Data items:
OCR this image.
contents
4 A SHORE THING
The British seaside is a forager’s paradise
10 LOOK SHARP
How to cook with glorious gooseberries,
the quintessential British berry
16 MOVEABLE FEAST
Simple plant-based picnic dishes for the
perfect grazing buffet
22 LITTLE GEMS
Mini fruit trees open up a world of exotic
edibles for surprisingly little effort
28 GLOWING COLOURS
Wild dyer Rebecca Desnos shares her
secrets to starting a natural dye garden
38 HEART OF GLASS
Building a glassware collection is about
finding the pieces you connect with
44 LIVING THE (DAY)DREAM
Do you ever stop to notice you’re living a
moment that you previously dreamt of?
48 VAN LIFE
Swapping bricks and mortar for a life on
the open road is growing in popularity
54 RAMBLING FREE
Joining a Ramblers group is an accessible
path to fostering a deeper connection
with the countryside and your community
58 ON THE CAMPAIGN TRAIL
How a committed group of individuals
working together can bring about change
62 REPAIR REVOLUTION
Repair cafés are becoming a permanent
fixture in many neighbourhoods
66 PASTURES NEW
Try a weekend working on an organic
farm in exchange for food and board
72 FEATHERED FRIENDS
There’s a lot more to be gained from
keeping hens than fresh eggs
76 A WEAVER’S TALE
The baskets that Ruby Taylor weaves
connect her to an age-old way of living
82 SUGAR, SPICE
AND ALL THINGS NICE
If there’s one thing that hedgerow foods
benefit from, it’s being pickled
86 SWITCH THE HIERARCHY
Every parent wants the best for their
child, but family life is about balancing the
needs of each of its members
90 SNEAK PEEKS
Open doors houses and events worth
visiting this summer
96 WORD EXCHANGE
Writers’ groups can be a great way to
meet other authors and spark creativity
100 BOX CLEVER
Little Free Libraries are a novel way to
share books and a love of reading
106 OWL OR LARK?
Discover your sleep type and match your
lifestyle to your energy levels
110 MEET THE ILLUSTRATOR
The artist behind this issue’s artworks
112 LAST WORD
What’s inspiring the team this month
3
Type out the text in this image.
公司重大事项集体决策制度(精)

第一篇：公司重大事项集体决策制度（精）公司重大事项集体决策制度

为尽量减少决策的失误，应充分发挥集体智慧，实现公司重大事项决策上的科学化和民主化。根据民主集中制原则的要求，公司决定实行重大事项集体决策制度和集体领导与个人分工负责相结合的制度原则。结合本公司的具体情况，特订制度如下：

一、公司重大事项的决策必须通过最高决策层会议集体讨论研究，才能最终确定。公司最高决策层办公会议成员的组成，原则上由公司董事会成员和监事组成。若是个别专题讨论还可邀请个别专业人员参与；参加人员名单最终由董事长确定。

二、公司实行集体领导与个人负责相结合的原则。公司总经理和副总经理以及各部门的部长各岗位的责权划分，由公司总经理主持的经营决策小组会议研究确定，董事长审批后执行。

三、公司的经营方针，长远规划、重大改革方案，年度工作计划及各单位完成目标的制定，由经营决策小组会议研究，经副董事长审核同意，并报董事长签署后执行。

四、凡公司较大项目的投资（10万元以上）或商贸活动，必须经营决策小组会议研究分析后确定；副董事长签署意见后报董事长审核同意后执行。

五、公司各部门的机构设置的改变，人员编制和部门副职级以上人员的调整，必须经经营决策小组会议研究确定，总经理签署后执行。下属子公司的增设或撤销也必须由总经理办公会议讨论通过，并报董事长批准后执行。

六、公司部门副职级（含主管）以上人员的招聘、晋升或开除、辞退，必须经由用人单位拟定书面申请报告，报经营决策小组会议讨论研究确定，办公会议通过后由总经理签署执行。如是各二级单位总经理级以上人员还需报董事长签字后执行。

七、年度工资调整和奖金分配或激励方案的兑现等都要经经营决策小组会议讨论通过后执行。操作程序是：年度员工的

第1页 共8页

:: REQUIREMENTS ::
Go over the data above and copy every line that has the word "working" in it.

:: FULL RESPONSE ::
working together can bring about change
Try a weekend working on an organic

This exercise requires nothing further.